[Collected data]
* Start *
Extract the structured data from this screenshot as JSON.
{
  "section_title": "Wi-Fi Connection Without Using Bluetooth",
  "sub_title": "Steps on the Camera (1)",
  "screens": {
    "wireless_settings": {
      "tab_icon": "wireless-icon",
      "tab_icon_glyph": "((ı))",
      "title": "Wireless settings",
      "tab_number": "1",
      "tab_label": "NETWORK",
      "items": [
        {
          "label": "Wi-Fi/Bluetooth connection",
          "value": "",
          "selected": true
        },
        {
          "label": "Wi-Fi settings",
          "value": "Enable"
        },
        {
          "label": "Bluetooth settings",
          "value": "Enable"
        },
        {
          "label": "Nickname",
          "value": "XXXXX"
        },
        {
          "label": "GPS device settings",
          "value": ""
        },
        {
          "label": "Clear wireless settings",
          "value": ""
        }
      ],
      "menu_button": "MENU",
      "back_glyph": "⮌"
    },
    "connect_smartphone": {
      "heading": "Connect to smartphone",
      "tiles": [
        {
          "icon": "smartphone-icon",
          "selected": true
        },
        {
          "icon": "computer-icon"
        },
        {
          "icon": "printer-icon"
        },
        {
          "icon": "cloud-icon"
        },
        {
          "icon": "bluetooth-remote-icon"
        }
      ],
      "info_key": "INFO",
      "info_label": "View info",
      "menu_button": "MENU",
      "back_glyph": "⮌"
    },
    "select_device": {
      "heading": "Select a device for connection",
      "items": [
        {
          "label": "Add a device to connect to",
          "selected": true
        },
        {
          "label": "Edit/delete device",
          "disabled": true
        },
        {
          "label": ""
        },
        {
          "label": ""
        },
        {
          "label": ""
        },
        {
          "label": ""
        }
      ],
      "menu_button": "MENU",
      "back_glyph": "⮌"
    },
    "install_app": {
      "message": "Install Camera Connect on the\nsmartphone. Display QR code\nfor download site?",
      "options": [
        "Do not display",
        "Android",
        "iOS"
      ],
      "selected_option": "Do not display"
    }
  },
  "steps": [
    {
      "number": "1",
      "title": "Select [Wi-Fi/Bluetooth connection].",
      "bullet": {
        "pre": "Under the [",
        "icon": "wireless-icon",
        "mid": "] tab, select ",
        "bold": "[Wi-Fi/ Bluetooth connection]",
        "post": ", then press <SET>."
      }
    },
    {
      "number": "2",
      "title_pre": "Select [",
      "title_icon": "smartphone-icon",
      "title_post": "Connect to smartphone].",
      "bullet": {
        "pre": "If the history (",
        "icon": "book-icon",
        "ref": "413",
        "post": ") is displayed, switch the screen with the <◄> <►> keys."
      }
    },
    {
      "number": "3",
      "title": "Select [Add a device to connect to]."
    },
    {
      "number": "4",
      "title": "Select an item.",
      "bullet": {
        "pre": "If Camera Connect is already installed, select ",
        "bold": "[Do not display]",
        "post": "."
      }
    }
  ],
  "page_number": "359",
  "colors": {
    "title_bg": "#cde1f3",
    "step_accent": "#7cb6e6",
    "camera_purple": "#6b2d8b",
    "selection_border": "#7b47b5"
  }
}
* End *
__AIM__: Using the data above, repeat every line exactly.

__FINAL RESULT__:
Extract the structured data from this screenshot as JSON.
{
  "section_title": "Wi-Fi Connection Without Using Bluetooth",
  "sub_title": "Steps on the Camera (1)",
  "screens": {
    "wireless_settings": {
      "tab_icon": "wireless-icon",
      "tab_icon_glyph": "((ı))",
      "title": "Wireless settings",
      "tab_number": "1",
      "tab_label": "NETWORK",
      "items": [
        {
          "label": "Wi-Fi/Bluetooth connection",
          "value": "",
          "selected": true
        },
        {
          "label": "Wi-Fi settings",
          "value": "Enable"
        },
        {
          "label": "Bluetooth settings",
          "value": "Enable"
        },
        {
          "label": "Nickname",
          "value": "XXXXX"
        },
        {
          "label": "GPS device settings",
          "value": ""
        },
        {
          "label": "Clear wireless settings",
          "value": ""
        }
      ],
      "menu_button": "MENU",
      "back_glyph": "⮌"
    },
    "connect_smartphone": {
      "heading": "Connect to smartphone",
      "tiles": [
        {
          "icon": "smartphone-icon",
          "selected": true
        },
        {
          "icon": "computer-icon"
        },
        {
          "icon": "printer-icon"
        },
        {
          "icon": "cloud-icon"
        },
        {
          "icon": "bluetooth-remote-icon"
        }
      ],
      "info_key": "INFO",
      "info_label": "View info",
      "menu_button": "MENU",
      "back_glyph": "⮌"
    },
    "select_device": {
      "heading": "Select a device for connection",
      "items": [
        {
          "label": "Add a device to connect to",
          "selected": true
        },
        {
          "label": "Edit/delete device",
          "disabled": true
        },
        {
          "label": ""
        },
        {
          "label": ""
        },
        {
          "label": ""
        },
        {
          "label": ""
        }
      ],
      "menu_button": "MENU",
      "back_glyph": "⮌"
    },
    "install_app": {
      "message": "Install Camera Connect on the\nsmartphone. Display QR code\nfor download site?",
      "options": [
        "Do not display",
        "Android",
        "iOS"
      ],
      "selected_option": "Do not display"
    }
  },
  "steps": [
    {
      "number": "1",
      "title": "Select [Wi-Fi/Bluetooth connection].",
      "bullet": {
        "pre": "Under the [",
        "icon": "wireless-icon",
        "mid": "] tab, select ",
        "bold": "[Wi-Fi/ Bluetooth connection]",
        "post": ", then press <SET>."
      }
    },
    {
      "number": "2",
      "title_pre": "Select [",
      "title_icon": "smartphone-icon",
      "title_post": "Connect to smartphone].",
      "bullet": {
        "pre": "If the history (",
        "icon": "book-icon",
        "ref": "413",
        "post": ") is displayed, switch the screen with the <◄> <►> keys."
      }
    },
    {
      "number": "3",
      "title": "Select [Add a device to connect to]."
    },
    {
      "number": "4",
      "title": "Select an item.",
      "bullet": {
        "pre": "If Camera Connect is already installed, select ",
        "bold": "[Do not display]",
        "post": "."
      }
    }
  ],
  "page_number": "359",
  "colors": {
    "title_bg": "#cde1f3",
    "step_accent": "#7cb6e6",
    "camera_purple": "#6b2d8b",
    "selection_border": "#7b47b5"
  }
}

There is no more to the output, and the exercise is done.